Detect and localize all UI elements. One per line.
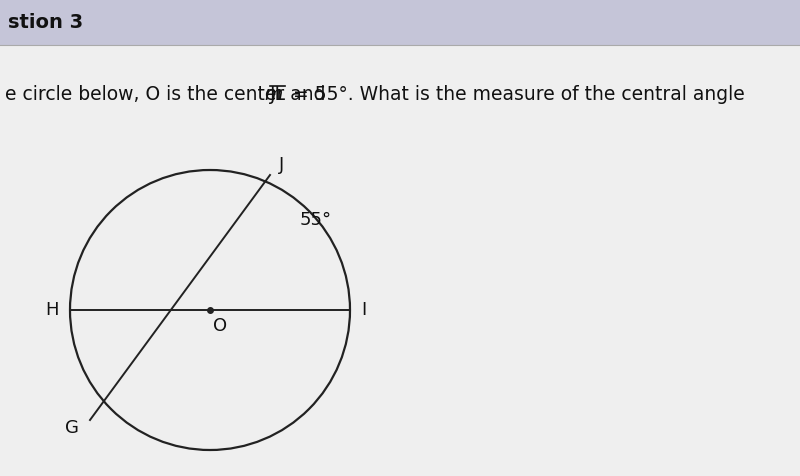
Text: stion 3: stion 3 xyxy=(8,13,83,32)
Text: 55°: 55° xyxy=(300,211,332,229)
Bar xyxy=(0,0,800,45)
Text: = 55°. What is the measure of the central angle: = 55°. What is the measure of the centra… xyxy=(287,86,745,105)
Text: m: m xyxy=(264,86,282,105)
Text: JL: JL xyxy=(270,86,286,105)
Text: J: J xyxy=(279,156,285,174)
Text: O: O xyxy=(213,317,227,335)
Text: e circle below, O is the center and: e circle below, O is the center and xyxy=(5,86,331,105)
Text: G: G xyxy=(65,419,79,437)
Text: I: I xyxy=(362,301,366,319)
Text: H: H xyxy=(46,301,58,319)
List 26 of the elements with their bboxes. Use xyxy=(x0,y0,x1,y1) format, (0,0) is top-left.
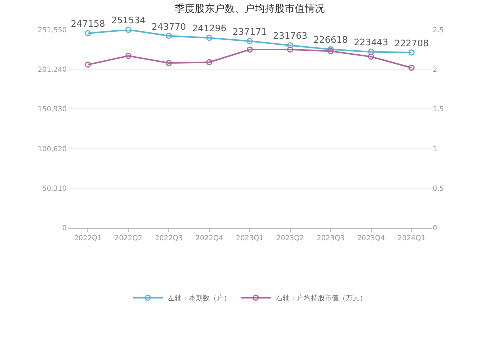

= Description of the task =
Arrange every line of the entries above as a Markdown table with the columns Row and Line, numbering the rows and skipping blank lines. Leave the pictures out of the answer.

= Exercise solution =
| Row | Line |
|---|---|
| 1 | Detect and localize all UI elements. One per line. |
| 2 | Text: stion 3: stion 3 xyxy=(8,13,83,32) |
| 3 | Text: 55°: 55° xyxy=(300,211,332,229) |
| 4 | Bar xyxy=(0,0,800,45) |
| 5 | Text: = 55°. What is the measure of the central angle: = 55°. What is the measure of the centra… xyxy=(287,86,745,105) |
| 6 | Text: m: m xyxy=(264,86,282,105) |
| 7 | Text: JL: JL xyxy=(270,86,286,105) |
| 8 | Text: J: J xyxy=(279,156,285,174) |
| 9 | Text: O: O xyxy=(213,317,227,335) |
| 10 | Text: e circle below, O is the center and: e circle below, O is the center and xyxy=(5,86,331,105) |
| 11 | Text: G: G xyxy=(65,419,79,437) |
| 12 | Text: I: I xyxy=(362,301,366,319) |
| 13 | Text: H: H xyxy=(46,301,58,319) |
| 14 | List 26 of the elements with their bboxes. Use xyxy=(x0,y0,x1,y1) format, (0,0) is top-left. |